= The data =
────────────────

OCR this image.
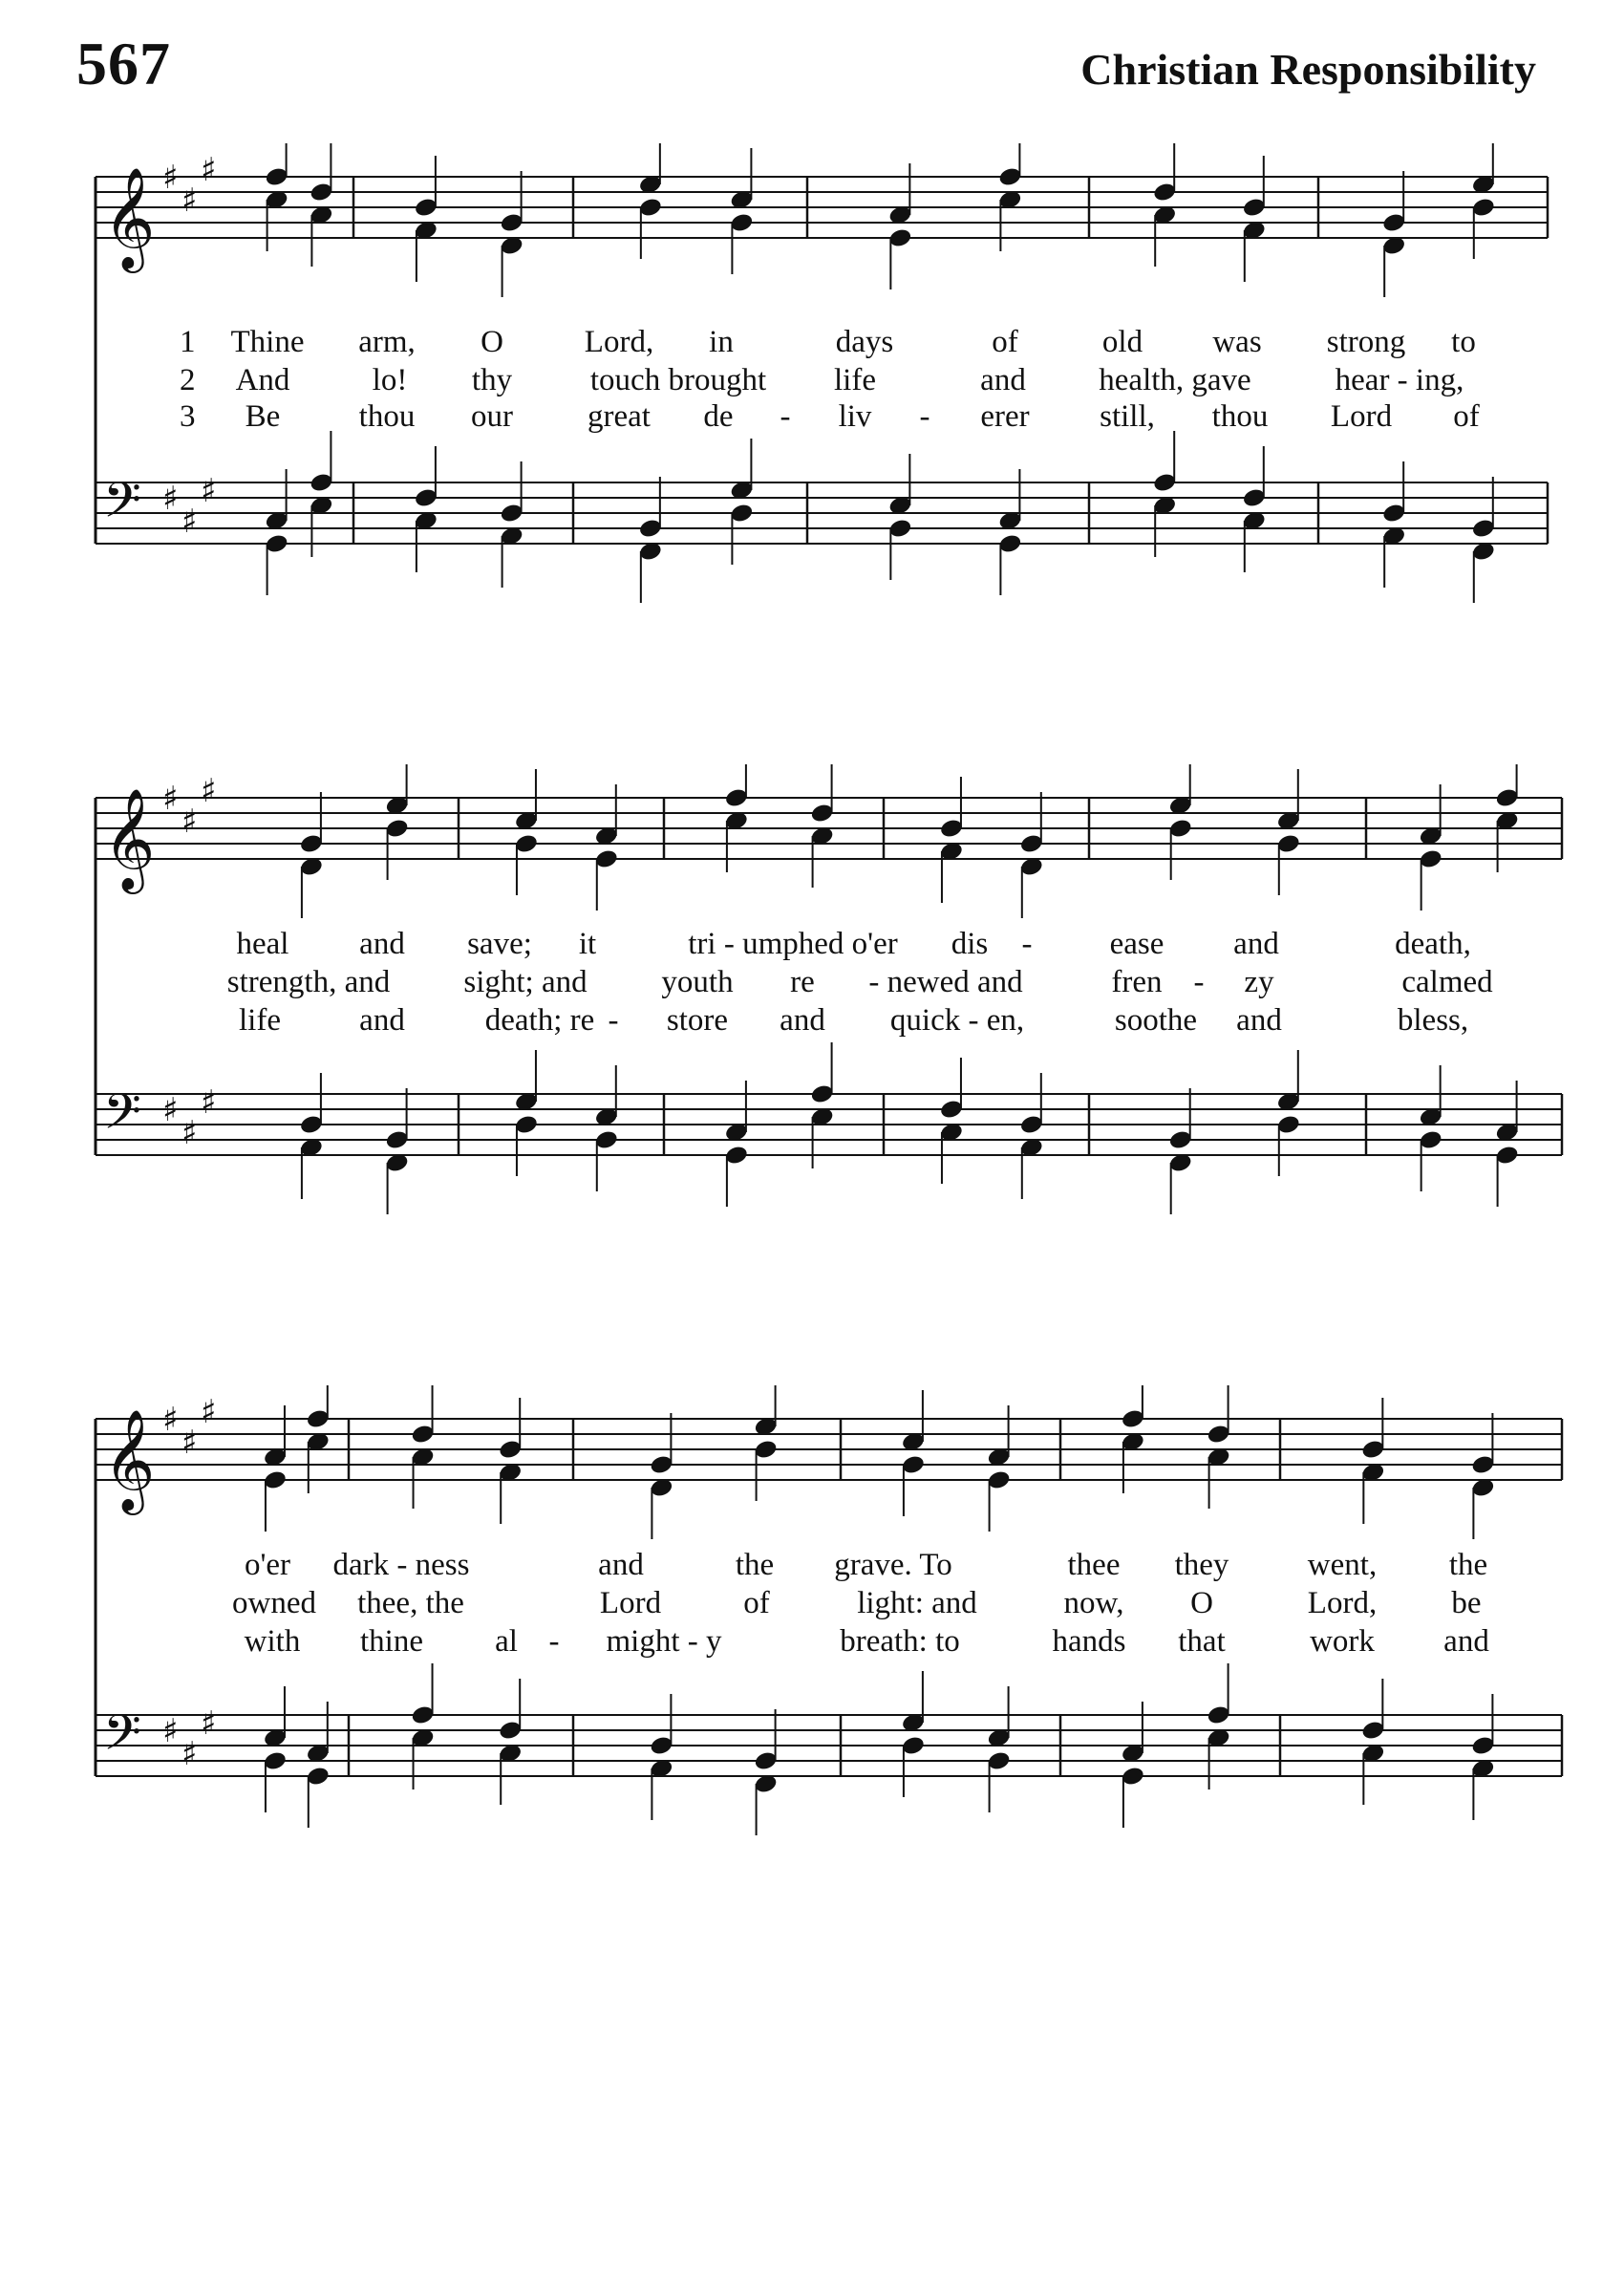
567	Christian Responsibility
𝄞 ♯
♯
♯
𝄢 ♯
♯
♯
1 Thine arm, O	Lord, in	days	of	old was strong to
2 And	lo! thy touch brought life	and health, gave	hear - ing,
3 Be thou our great de - liv - erer still, thou Lord of
𝄞 ♯
♯
♯
𝄢 ♯
♯
♯
heal and save; it	tri - umphed o'er dis - ease and	death,
strength, and sight; and youth re - newed and	fren - zy	calmed
life and	death; re - store and quick - en,	soothe and	bless,
𝄞 ♯
♯
♯
𝄢 ♯
♯
♯
o'er dark - ness	and	the grave. To	thee they went, the
owned thee, the	Lord	of	light: and	now, O	Lord, be
with thine al - might - y	breath: to	hands that	work and
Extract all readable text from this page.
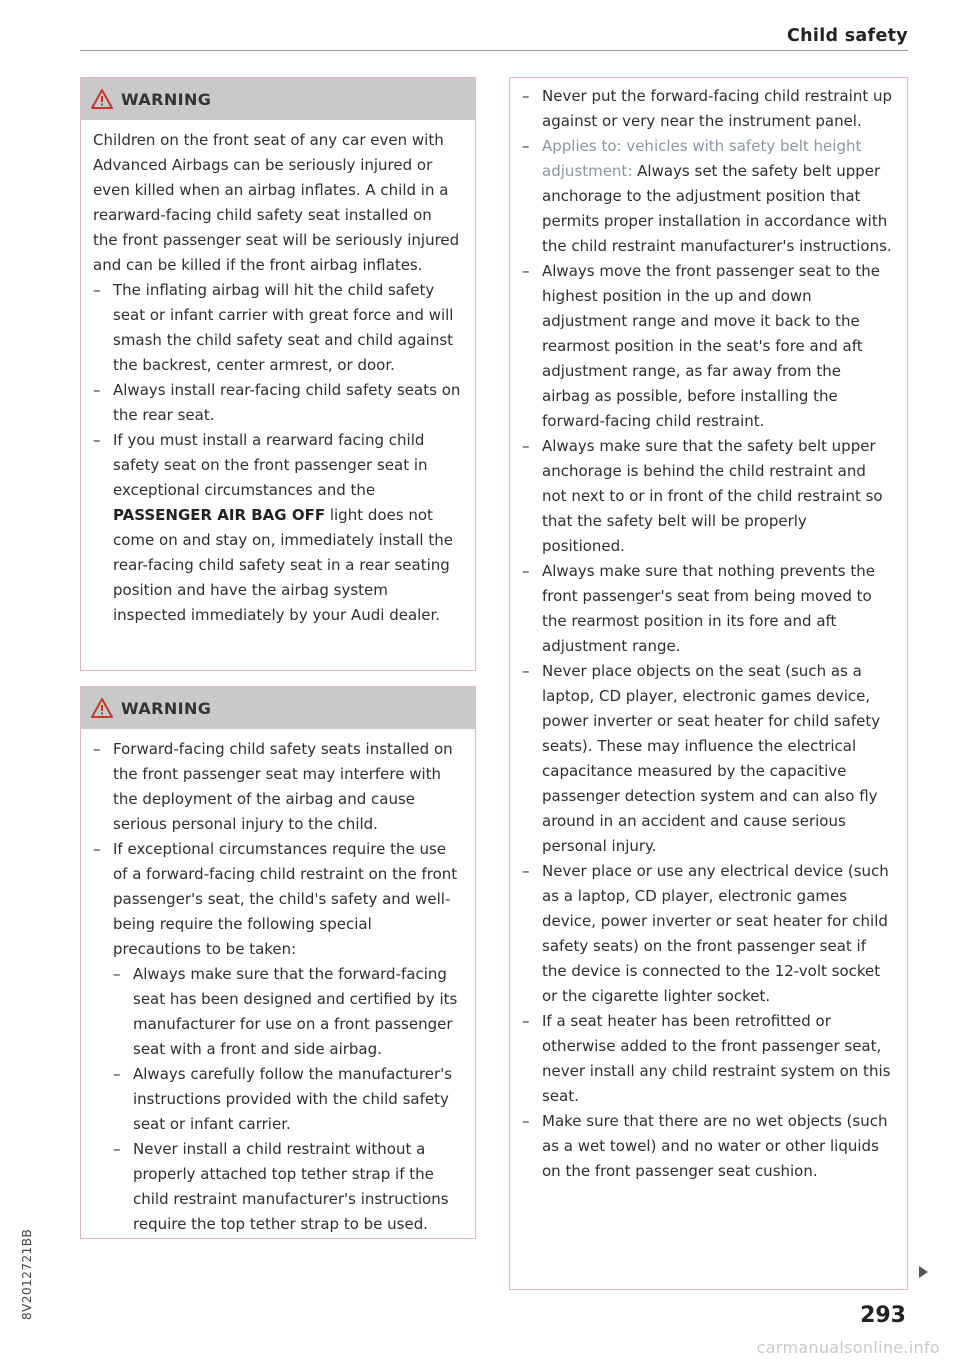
Child safety
8V2012721BB
WARNING

Children on the front seat of any car even with Advanced Airbags can be seriously injured or even killed when an airbag inflates. A child in a rearward-facing child safety seat installed on the front passenger seat will be seriously injured and can be killed if the front airbag inflates.

– The inflating airbag will hit the child safety seat or infant carrier with great force and will smash the child safety seat and child against the backrest, center armrest, or door.

– Always install rear-facing child safety seats on the rear seat.

– If you must install a rearward facing child safety seat on the front passenger seat in exceptional circumstances and the PASSENGER AIR BAG OFF light does not come on and stay on, immediately install the rear-facing child safety seat in a rear seating position and have the airbag system inspected immediately by your Audi dealer.

WARNING

– Forward-facing child safety seats installed on the front passenger seat may interfere with the deployment of the airbag and cause serious personal injury to the child.

– If exceptional circumstances require the use of a forward-facing child restraint on the front passenger's seat, the child's safety and well-being require the following special precautions to be taken:

– Always make sure that the forward-facing seat has been designed and certified by its manufacturer for use on a front passenger seat with a front and side airbag.

– Always carefully follow the manufacturer's instructions provided with the child safety seat or infant carrier.

– Never install a child restraint without a properly attached top tether strap if the child restraint manufacturer's instructions require the top tether strap to be used.

– Never put the forward-facing child restraint up against or very near the instrument panel.

– Applies to: vehicles with safety belt height adjustment: Always set the safety belt upper anchorage to the adjustment position that permits proper installation in accordance with the child restraint manufacturer's instructions.

– Always move the front passenger seat to the highest position in the up and down adjustment range and move it back to the rearmost position in the seat's fore and aft adjustment range, as far away from the airbag as possible, before installing the forward-facing child restraint.

– Always make sure that the safety belt upper anchorage is behind the child restraint and not next to or in front of the child restraint so that the safety belt will be properly positioned.

– Always make sure that nothing prevents the front passenger's seat from being moved to the rearmost position in its fore and aft adjustment range.

– Never place objects on the seat (such as a laptop, CD player, electronic games device, power inverter or seat heater for child safety seats). These may influence the electrical capacitance measured by the capacitive passenger detection system and can also fly around in an accident and cause serious personal injury.

– Never place or use any electrical device (such as a laptop, CD player, electronic games device, power inverter or seat heater for child safety seats) on the front passenger seat if the device is connected to the 12-volt socket or the cigarette lighter socket.

– If a seat heater has been retrofitted or otherwise added to the front passenger seat, never install any child restraint system on this seat.

– Make sure that there are no wet objects (such as a wet towel) and no water or other liquids on the front passenger seat cushion.

293
carmanualsonline.info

────────────────

= Given request =
Go through the entries above and copy every line containing "installed".

= Exercise response =
Children on the front seat of any car even with Advanced Airbags can be seriously injured or even killed when an airbag inflates. A child in a rearward-facing child safety seat installed on the front passenger seat will be seriously injured and can be killed if the front airbag inflates.
– Forward-facing child safety seats installed on the front passenger seat may interfere with the deployment of the airbag and cause serious personal injury to the child.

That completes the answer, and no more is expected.